## GOAL
Could you write out these entries again with every "Counts/sec" renamed to "Counts per second" and everything else kept the same?

* BEGIN THE RECORDS *

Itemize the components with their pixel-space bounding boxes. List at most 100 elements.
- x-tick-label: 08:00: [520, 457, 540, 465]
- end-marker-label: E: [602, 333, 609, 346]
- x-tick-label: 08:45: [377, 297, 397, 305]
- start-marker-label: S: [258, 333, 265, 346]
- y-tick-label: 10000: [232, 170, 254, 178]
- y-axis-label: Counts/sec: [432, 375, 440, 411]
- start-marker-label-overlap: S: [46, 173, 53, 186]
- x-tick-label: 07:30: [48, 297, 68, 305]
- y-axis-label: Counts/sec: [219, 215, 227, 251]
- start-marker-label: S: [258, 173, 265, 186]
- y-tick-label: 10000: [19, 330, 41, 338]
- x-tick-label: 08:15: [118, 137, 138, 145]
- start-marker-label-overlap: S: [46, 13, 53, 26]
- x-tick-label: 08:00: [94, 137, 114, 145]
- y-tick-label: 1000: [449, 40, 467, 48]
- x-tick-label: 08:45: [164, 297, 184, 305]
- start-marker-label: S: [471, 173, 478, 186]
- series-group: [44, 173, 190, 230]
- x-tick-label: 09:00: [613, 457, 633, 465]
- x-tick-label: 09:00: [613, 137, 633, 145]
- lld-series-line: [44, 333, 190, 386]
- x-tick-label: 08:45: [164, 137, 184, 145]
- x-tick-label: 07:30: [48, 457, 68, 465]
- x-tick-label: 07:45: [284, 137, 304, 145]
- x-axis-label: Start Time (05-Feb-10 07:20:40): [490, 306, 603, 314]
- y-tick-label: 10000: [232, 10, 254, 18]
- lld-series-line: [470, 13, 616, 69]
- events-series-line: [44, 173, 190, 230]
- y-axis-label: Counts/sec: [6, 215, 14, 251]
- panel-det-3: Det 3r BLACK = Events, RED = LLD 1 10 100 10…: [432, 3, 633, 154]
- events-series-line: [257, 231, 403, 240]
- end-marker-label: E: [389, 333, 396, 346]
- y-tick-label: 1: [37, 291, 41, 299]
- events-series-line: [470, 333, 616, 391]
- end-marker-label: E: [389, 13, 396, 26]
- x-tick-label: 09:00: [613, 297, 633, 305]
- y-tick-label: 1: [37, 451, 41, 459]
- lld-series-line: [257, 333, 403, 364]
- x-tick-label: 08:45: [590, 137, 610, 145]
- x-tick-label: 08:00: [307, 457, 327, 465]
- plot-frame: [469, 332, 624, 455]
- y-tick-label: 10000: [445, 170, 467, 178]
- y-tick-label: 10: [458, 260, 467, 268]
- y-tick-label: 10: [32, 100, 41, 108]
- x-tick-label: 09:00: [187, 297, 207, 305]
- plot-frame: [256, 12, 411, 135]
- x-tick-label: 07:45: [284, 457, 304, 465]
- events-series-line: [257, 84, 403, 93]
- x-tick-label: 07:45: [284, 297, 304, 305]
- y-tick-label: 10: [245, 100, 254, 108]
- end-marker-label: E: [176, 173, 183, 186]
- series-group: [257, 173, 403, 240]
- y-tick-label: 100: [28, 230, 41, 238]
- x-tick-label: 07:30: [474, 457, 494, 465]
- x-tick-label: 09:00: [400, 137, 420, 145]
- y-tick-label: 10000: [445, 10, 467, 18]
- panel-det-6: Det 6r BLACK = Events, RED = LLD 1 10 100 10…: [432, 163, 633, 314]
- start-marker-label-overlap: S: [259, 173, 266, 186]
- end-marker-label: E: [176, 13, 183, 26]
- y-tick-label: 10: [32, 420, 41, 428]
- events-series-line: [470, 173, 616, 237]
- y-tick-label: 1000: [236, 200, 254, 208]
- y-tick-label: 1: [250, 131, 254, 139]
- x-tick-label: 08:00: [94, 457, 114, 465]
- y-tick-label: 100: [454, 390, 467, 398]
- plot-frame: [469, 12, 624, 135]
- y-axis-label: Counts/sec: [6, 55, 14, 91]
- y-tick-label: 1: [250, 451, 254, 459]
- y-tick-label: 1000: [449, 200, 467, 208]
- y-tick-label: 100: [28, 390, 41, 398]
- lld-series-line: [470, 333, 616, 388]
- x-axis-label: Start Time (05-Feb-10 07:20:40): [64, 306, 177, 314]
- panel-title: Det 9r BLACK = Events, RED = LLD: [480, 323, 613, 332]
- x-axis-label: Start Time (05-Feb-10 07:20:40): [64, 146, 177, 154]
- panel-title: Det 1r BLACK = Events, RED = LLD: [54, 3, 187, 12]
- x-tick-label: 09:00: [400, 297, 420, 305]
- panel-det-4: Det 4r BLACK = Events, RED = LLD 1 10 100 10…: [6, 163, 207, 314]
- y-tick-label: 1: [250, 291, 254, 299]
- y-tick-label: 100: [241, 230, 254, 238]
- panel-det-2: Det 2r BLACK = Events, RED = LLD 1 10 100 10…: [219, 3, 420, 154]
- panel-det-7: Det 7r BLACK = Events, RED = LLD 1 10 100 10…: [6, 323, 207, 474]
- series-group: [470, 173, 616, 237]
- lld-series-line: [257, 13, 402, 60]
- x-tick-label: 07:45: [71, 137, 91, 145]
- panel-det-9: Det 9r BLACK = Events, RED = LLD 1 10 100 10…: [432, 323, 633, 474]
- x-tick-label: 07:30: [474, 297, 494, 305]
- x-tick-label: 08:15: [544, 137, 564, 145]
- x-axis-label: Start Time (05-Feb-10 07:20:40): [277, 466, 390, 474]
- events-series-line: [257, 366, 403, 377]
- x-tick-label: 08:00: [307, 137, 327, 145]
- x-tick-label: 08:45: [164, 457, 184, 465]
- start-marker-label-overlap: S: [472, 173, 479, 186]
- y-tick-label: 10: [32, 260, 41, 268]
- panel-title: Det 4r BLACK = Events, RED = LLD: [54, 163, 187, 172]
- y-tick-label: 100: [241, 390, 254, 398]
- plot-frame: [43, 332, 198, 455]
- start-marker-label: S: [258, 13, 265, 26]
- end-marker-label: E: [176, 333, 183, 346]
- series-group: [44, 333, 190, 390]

* END THE RECORDS *

## WRITTEN REPLY
Itemize the components with their pixel-space bounding boxes. List at most 100 elements.
- x-tick-label: 08:00: [520, 457, 540, 465]
- end-marker-label: E: [602, 333, 609, 346]
- x-tick-label: 08:45: [377, 297, 397, 305]
- start-marker-label: S: [258, 333, 265, 346]
- y-tick-label: 10000: [232, 170, 254, 178]
- y-axis-label: Counts per second: [432, 375, 440, 411]
- start-marker-label-overlap: S: [46, 173, 53, 186]
- x-tick-label: 07:30: [48, 297, 68, 305]
- y-axis-label: Counts per second: [219, 215, 227, 251]
- start-marker-label: S: [258, 173, 265, 186]
- y-tick-label: 10000: [19, 330, 41, 338]
- x-tick-label: 08:15: [118, 137, 138, 145]
- start-marker-label-overlap: S: [46, 13, 53, 26]
- x-tick-label: 08:00: [94, 137, 114, 145]
- y-tick-label: 1000: [449, 40, 467, 48]
- x-tick-label: 08:45: [164, 297, 184, 305]
- start-marker-label: S: [471, 173, 478, 186]
- series-group: [44, 173, 190, 230]
- x-tick-label: 09:00: [613, 457, 633, 465]
- x-tick-label: 09:00: [613, 137, 633, 145]
- lld-series-line: [44, 333, 190, 386]
- x-tick-label: 08:45: [164, 137, 184, 145]
- x-tick-label: 07:30: [48, 457, 68, 465]
- x-tick-label: 07:45: [284, 137, 304, 145]
- x-axis-label: Start Time (05-Feb-10 07:20:40): [490, 306, 603, 314]
- y-tick-label: 10000: [232, 10, 254, 18]
- lld-series-line: [470, 13, 616, 69]
- events-series-line: [44, 173, 190, 230]
- y-axis-label: Counts per second: [6, 215, 14, 251]
- panel-det-3: Det 3r BLACK = Events, RED = LLD 1 10 100 10…: [432, 3, 633, 154]
- events-series-line: [257, 231, 403, 240]
- end-marker-label: E: [389, 333, 396, 346]
- y-tick-label: 1: [37, 291, 41, 299]
- events-series-line: [470, 333, 616, 391]
- end-marker-label: E: [389, 13, 396, 26]
- x-tick-label: 09:00: [613, 297, 633, 305]
- y-tick-label: 1: [37, 451, 41, 459]
- lld-series-line: [257, 333, 403, 364]
- x-tick-label: 08:45: [590, 137, 610, 145]
- x-tick-label: 08:00: [307, 457, 327, 465]
- plot-frame: [469, 332, 624, 455]
- y-tick-label: 10000: [445, 170, 467, 178]
- y-tick-label: 10: [458, 260, 467, 268]
- y-tick-label: 10: [32, 100, 41, 108]
- x-tick-label: 09:00: [187, 297, 207, 305]
- plot-frame: [256, 12, 411, 135]
- x-tick-label: 07:45: [284, 457, 304, 465]
- events-series-line: [257, 84, 403, 93]
- x-tick-label: 07:45: [284, 297, 304, 305]
- y-tick-label: 10: [245, 100, 254, 108]
- end-marker-label: E: [176, 173, 183, 186]
- series-group: [257, 173, 403, 240]
- y-tick-label: 100: [28, 230, 41, 238]
- x-tick-label: 07:30: [474, 457, 494, 465]
- x-tick-label: 09:00: [400, 137, 420, 145]
- y-tick-label: 10000: [445, 10, 467, 18]
- panel-det-6: Det 6r BLACK = Events, RED = LLD 1 10 100 10…: [432, 163, 633, 314]
- start-marker-label-overlap: S: [259, 173, 266, 186]
- end-marker-label: E: [176, 13, 183, 26]
- y-tick-label: 10: [32, 420, 41, 428]
- events-series-line: [470, 173, 616, 237]
- y-tick-label: 1000: [236, 200, 254, 208]
- y-tick-label: 1: [250, 131, 254, 139]
- x-tick-label: 08:00: [94, 457, 114, 465]
- y-tick-label: 100: [454, 390, 467, 398]
- plot-frame: [469, 12, 624, 135]
- y-axis-label: Counts per second: [6, 55, 14, 91]
- y-tick-label: 1: [250, 451, 254, 459]
- y-tick-label: 1000: [449, 200, 467, 208]
- y-tick-label: 100: [28, 390, 41, 398]
- lld-series-line: [470, 333, 616, 388]
- x-axis-label: Start Time (05-Feb-10 07:20:40): [64, 306, 177, 314]
- panel-title: Det 9r BLACK = Events, RED = LLD: [480, 323, 613, 332]
- x-axis-label: Start Time (05-Feb-10 07:20:40): [64, 146, 177, 154]
- panel-title: Det 1r BLACK = Events, RED = LLD: [54, 3, 187, 12]
- x-tick-label: 09:00: [400, 297, 420, 305]
- panel-det-4: Det 4r BLACK = Events, RED = LLD 1 10 100 10…: [6, 163, 207, 314]
- y-tick-label: 1: [250, 291, 254, 299]
- y-tick-label: 100: [241, 230, 254, 238]
- panel-det-2: Det 2r BLACK = Events, RED = LLD 1 10 100 10…: [219, 3, 420, 154]
- panel-det-7: Det 7r BLACK = Events, RED = LLD 1 10 100 10…: [6, 323, 207, 474]
- series-group: [470, 173, 616, 237]
- lld-series-line: [257, 13, 402, 60]
- x-tick-label: 07:45: [71, 137, 91, 145]
- panel-det-9: Det 9r BLACK = Events, RED = LLD 1 10 100 10…: [432, 323, 633, 474]
- x-tick-label: 07:30: [474, 297, 494, 305]
- x-tick-label: 08:15: [544, 137, 564, 145]
- x-axis-label: Start Time (05-Feb-10 07:20:40): [277, 466, 390, 474]
- events-series-line: [257, 366, 403, 377]
- x-tick-label: 08:00: [307, 137, 327, 145]
- x-tick-label: 08:45: [164, 457, 184, 465]
- start-marker-label-overlap: S: [472, 173, 479, 186]
- y-tick-label: 10: [32, 260, 41, 268]
- panel-title: Det 4r BLACK = Events, RED = LLD: [54, 163, 187, 172]
- y-tick-label: 100: [241, 390, 254, 398]
- plot-frame: [43, 332, 198, 455]
- start-marker-label: S: [258, 13, 265, 26]
- end-marker-label: E: [176, 333, 183, 346]
- series-group: [44, 333, 190, 390]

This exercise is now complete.